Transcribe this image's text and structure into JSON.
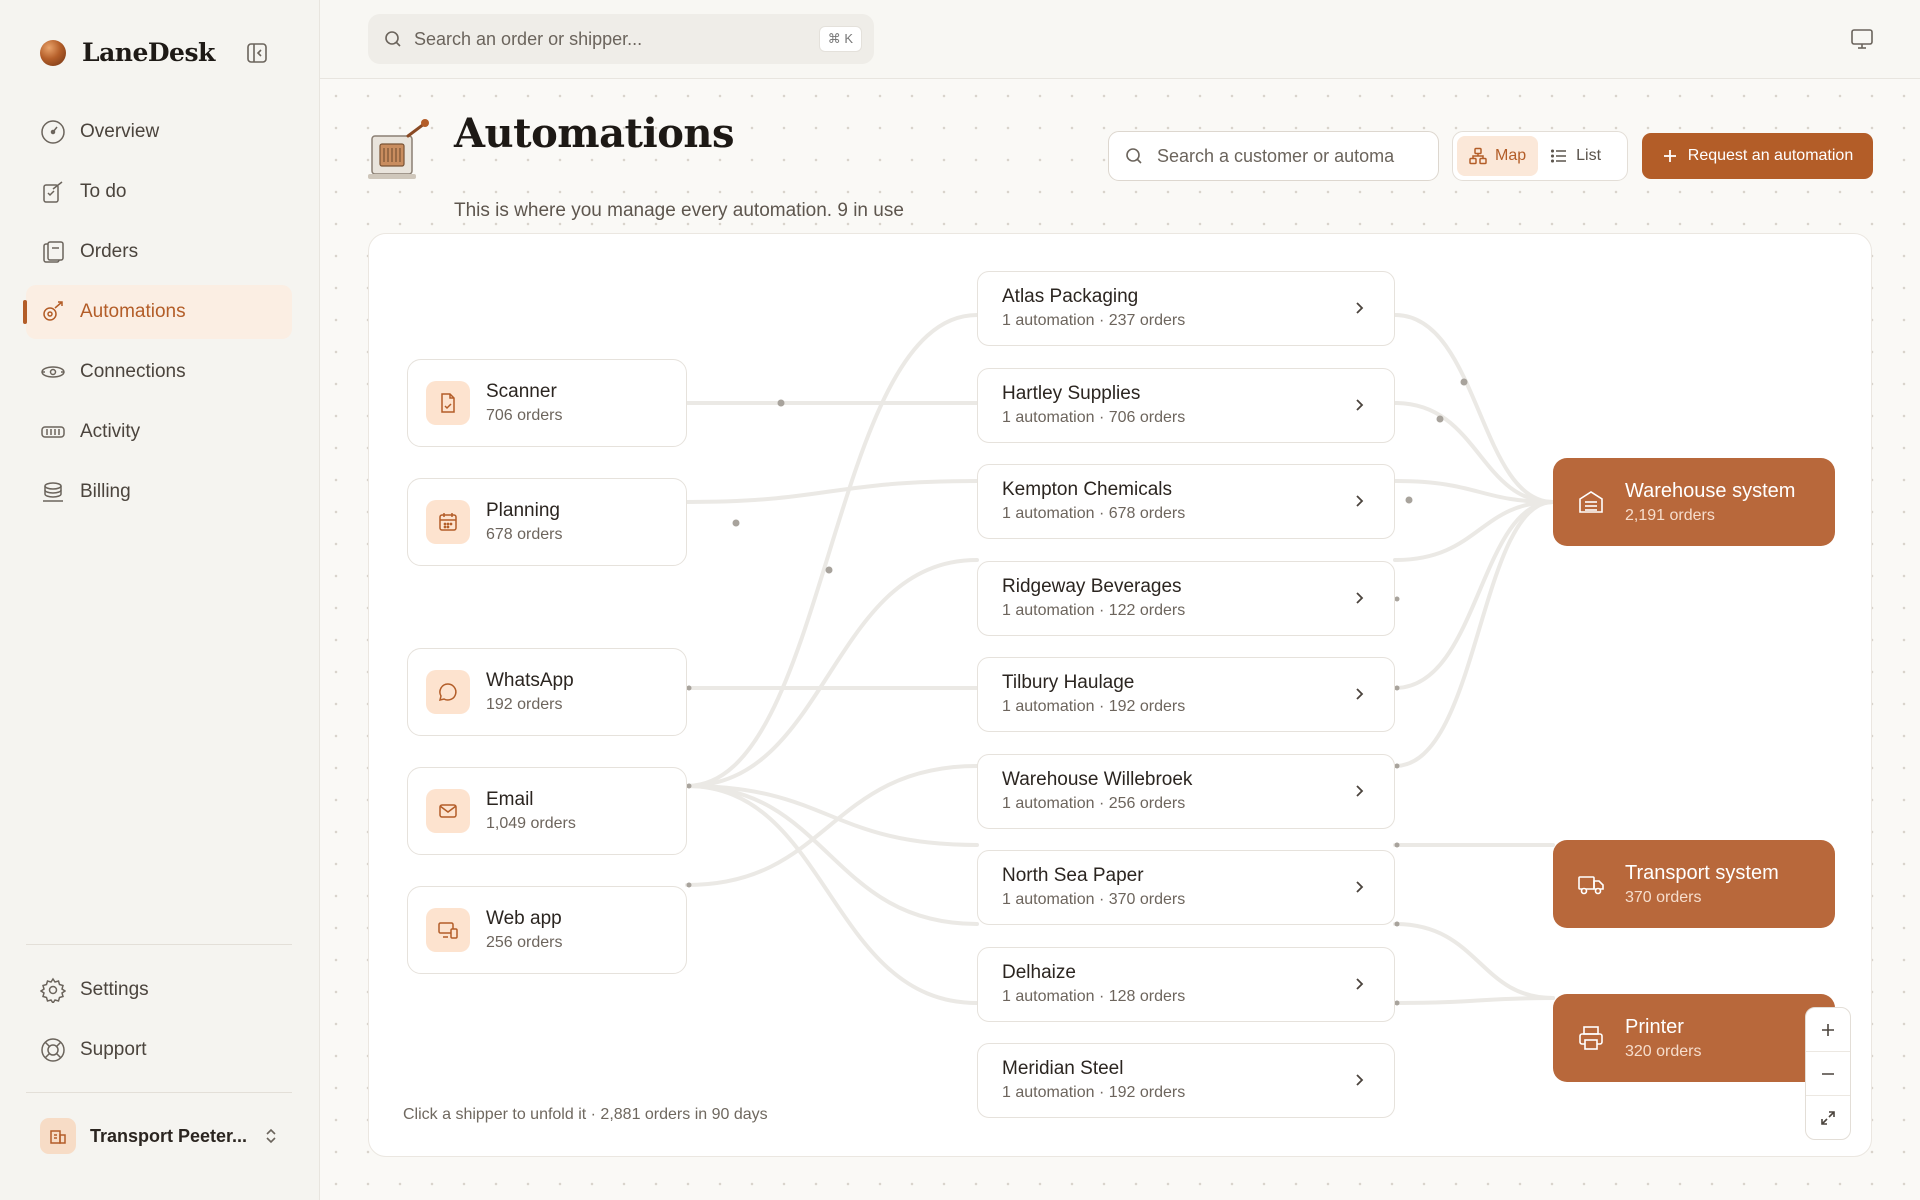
{
  "app": {
    "name": "LaneDesk"
  },
  "sidebar": {
    "items": [
      {
        "label": "Overview",
        "icon": "gauge-icon"
      },
      {
        "label": "To do",
        "icon": "todo-icon"
      },
      {
        "label": "Orders",
        "icon": "orders-icon"
      },
      {
        "label": "Automations",
        "icon": "automations-icon",
        "active": true
      },
      {
        "label": "Connections",
        "icon": "connections-icon"
      },
      {
        "label": "Activity",
        "icon": "activity-icon"
      },
      {
        "label": "Billing",
        "icon": "billing-icon"
      }
    ],
    "bottom": [
      {
        "label": "Settings",
        "icon": "gear-icon"
      },
      {
        "label": "Support",
        "icon": "lifebuoy-icon"
      }
    ],
    "workspace": "Transport Peeter..."
  },
  "topbar": {
    "search_placeholder": "Search an order or shipper...",
    "shortcut": "⌘ K"
  },
  "page": {
    "title": "Automations",
    "subtitle": "This is where you manage every automation. 9 in use",
    "search_placeholder": "Search a customer or automa",
    "view_map": "Map",
    "view_list": "List",
    "active_view": "Map",
    "request_button": "Request an automation"
  },
  "sources": [
    {
      "name": "Scanner",
      "orders": "706 orders",
      "icon": "scanner-icon"
    },
    {
      "name": "Planning",
      "orders": "678 orders",
      "icon": "calendar-icon"
    },
    {
      "name": "WhatsApp",
      "orders": "192 orders",
      "icon": "chat-icon"
    },
    {
      "name": "Email",
      "orders": "1,049 orders",
      "icon": "mail-icon"
    },
    {
      "name": "Web app",
      "orders": "256 orders",
      "icon": "devices-icon"
    }
  ],
  "customers": [
    {
      "name": "Atlas Packaging",
      "detail": "1 automation · 237 orders"
    },
    {
      "name": "Hartley Supplies",
      "detail": "1 automation · 706 orders"
    },
    {
      "name": "Kempton Chemicals",
      "detail": "1 automation · 678 orders"
    },
    {
      "name": "Ridgeway Beverages",
      "detail": "1 automation · 122 orders"
    },
    {
      "name": "Tilbury Haulage",
      "detail": "1 automation · 192 orders"
    },
    {
      "name": "Warehouse Willebroek",
      "detail": "1 automation · 256 orders"
    },
    {
      "name": "North Sea Paper",
      "detail": "1 automation · 370 orders"
    },
    {
      "name": "Delhaize",
      "detail": "1 automation · 128 orders"
    },
    {
      "name": "Meridian Steel",
      "detail": "1 automation · 192 orders"
    }
  ],
  "destinations": [
    {
      "name": "Warehouse system",
      "orders": "2,191 orders",
      "icon": "warehouse-icon"
    },
    {
      "name": "Transport system",
      "orders": "370 orders",
      "icon": "truck-icon"
    },
    {
      "name": "Printer",
      "orders": "320 orders",
      "icon": "printer-icon"
    }
  ],
  "hint": "Click a shipper to unfold it · 2,881 orders in 90 days",
  "colors": {
    "accent": "#b35d28",
    "destination": "#b8683b",
    "active_bg": "#fbeee3"
  }
}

-*-

== Aim ==
Omit the pictures, then output the rest of the listing exactly.

== Exercise response ==
Transcribe this image's text and structure into JSON.
{
  "app": {
    "name": "LaneDesk"
  },
  "sidebar": {
    "items": [
      {
        "label": "Overview",
        "icon": "gauge-icon"
      },
      {
        "label": "To do",
        "icon": "todo-icon"
      },
      {
        "label": "Orders",
        "icon": "orders-icon"
      },
      {
        "label": "Automations",
        "icon": "automations-icon",
        "active": true
      },
      {
        "label": "Connections",
        "icon": "connections-icon"
      },
      {
        "label": "Activity",
        "icon": "activity-icon"
      },
      {
        "label": "Billing",
        "icon": "billing-icon"
      }
    ],
    "bottom": [
      {
        "label": "Settings",
        "icon": "gear-icon"
      },
      {
        "label": "Support",
        "icon": "lifebuoy-icon"
      }
    ],
    "workspace": "Transport Peeter..."
  },
  "topbar": {
    "search_placeholder": "Search an order or shipper...",
    "shortcut": "⌘ K"
  },
  "page": {
    "title": "Automations",
    "subtitle": "This is where you manage every automation. 9 in use",
    "search_placeholder": "Search a customer or automa",
    "view_map": "Map",
    "view_list": "List",
    "active_view": "Map",
    "request_button": "Request an automation"
  },
  "sources": [
    {
      "name": "Scanner",
      "orders": "706 orders",
      "icon": "scanner-icon"
    },
    {
      "name": "Planning",
      "orders": "678 orders",
      "icon": "calendar-icon"
    },
    {
      "name": "WhatsApp",
      "orders": "192 orders",
      "icon": "chat-icon"
    },
    {
      "name": "Email",
      "orders": "1,049 orders",
      "icon": "mail-icon"
    },
    {
      "name": "Web app",
      "orders": "256 orders",
      "icon": "devices-icon"
    }
  ],
  "customers": [
    {
      "name": "Atlas Packaging",
      "detail": "1 automation · 237 orders"
    },
    {
      "name": "Hartley Supplies",
      "detail": "1 automation · 706 orders"
    },
    {
      "name": "Kempton Chemicals",
      "detail": "1 automation · 678 orders"
    },
    {
      "name": "Ridgeway Beverages",
      "detail": "1 automation · 122 orders"
    },
    {
      "name": "Tilbury Haulage",
      "detail": "1 automation · 192 orders"
    },
    {
      "name": "Warehouse Willebroek",
      "detail": "1 automation · 256 orders"
    },
    {
      "name": "North Sea Paper",
      "detail": "1 automation · 370 orders"
    },
    {
      "name": "Delhaize",
      "detail": "1 automation · 128 orders"
    },
    {
      "name": "Meridian Steel",
      "detail": "1 automation · 192 orders"
    }
  ],
  "destinations": [
    {
      "name": "Warehouse system",
      "orders": "2,191 orders",
      "icon": "warehouse-icon"
    },
    {
      "name": "Transport system",
      "orders": "370 orders",
      "icon": "truck-icon"
    },
    {
      "name": "Printer",
      "orders": "320 orders",
      "icon": "printer-icon"
    }
  ],
  "hint": "Click a shipper to unfold it · 2,881 orders in 90 days",
  "colors": {
    "accent": "#b35d28",
    "destination": "#b8683b",
    "active_bg": "#fbeee3"
  }
}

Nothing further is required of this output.